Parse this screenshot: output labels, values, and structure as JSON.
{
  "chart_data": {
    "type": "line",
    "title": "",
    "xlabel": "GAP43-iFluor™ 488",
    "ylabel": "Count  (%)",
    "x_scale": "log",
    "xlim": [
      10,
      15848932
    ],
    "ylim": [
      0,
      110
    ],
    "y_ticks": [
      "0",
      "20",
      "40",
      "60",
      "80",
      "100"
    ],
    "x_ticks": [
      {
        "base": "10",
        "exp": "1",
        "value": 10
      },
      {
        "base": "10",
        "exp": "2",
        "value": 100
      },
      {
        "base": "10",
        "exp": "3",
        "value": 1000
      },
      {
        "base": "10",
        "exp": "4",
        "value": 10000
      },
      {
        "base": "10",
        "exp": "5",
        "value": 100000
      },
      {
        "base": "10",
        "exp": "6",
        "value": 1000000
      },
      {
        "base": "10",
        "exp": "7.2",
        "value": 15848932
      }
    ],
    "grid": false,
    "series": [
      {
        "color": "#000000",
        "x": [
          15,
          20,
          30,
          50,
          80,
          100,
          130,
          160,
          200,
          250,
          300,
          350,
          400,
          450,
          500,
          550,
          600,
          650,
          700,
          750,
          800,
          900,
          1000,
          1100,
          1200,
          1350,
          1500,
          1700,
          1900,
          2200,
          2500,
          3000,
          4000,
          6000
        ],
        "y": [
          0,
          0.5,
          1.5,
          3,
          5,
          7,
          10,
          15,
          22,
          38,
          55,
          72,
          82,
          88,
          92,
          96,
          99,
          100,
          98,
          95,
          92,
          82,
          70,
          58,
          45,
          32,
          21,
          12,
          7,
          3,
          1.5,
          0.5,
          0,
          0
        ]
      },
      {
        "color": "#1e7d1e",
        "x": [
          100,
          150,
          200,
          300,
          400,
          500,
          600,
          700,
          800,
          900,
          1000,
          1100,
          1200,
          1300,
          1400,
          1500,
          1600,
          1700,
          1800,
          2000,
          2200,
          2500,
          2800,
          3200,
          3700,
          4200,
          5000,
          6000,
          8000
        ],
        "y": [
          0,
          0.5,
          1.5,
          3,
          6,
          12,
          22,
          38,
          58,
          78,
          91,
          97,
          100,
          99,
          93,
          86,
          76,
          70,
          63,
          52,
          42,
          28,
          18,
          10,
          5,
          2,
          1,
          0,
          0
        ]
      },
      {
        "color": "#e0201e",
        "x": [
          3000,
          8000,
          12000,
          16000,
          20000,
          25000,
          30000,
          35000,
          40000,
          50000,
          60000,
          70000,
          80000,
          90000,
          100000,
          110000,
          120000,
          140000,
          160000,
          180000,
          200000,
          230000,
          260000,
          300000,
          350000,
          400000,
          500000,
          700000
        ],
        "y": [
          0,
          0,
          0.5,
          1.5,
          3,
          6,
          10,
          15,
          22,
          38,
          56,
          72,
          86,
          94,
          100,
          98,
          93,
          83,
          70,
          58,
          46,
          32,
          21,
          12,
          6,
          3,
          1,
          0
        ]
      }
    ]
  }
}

##########

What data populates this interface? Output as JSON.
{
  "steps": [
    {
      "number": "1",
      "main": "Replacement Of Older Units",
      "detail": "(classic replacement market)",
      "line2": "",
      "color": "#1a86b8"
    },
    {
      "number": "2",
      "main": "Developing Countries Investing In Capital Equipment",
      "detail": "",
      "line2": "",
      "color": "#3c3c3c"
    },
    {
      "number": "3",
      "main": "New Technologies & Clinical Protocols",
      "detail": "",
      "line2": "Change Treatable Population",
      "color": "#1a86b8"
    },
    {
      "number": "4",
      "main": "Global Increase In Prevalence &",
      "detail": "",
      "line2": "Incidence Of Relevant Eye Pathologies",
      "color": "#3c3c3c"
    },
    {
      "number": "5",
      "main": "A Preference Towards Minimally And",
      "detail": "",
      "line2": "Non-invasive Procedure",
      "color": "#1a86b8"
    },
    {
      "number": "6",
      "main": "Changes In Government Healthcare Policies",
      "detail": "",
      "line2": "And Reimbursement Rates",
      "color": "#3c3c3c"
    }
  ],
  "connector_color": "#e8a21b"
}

##########

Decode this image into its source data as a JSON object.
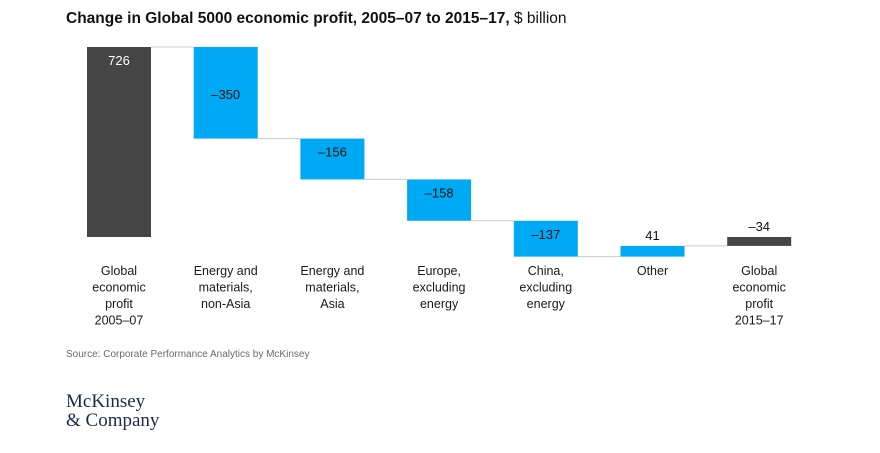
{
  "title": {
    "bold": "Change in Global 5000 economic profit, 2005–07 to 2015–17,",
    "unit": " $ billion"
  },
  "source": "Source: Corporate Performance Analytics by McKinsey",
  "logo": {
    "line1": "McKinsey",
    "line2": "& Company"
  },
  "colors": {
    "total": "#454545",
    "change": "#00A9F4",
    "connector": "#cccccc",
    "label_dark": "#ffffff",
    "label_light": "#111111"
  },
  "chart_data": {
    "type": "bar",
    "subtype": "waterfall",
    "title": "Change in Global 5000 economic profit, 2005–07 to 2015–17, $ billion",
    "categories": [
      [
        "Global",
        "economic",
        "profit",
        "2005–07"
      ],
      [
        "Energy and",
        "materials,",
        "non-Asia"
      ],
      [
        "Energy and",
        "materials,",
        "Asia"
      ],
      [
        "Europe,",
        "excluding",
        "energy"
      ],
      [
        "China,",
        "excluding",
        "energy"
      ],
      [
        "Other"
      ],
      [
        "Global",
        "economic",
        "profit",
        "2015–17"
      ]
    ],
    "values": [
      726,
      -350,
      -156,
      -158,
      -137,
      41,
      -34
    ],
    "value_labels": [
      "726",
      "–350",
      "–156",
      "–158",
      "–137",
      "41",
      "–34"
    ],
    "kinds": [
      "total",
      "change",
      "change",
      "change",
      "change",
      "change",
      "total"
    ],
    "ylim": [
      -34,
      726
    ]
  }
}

##########

Wherever the word "Global" occurs in a line of the listing, copy that line.

RESULT BELOW:
      "main": "Global Increase In Prevalence &",
    "bold": "Change in Global 5000 economic profit, 2005–07 to 2015–17,",
    "title": "Change in Global 5000 economic profit, 2005–07 to 2015–17, $ billion",
        "Global",
        "Global",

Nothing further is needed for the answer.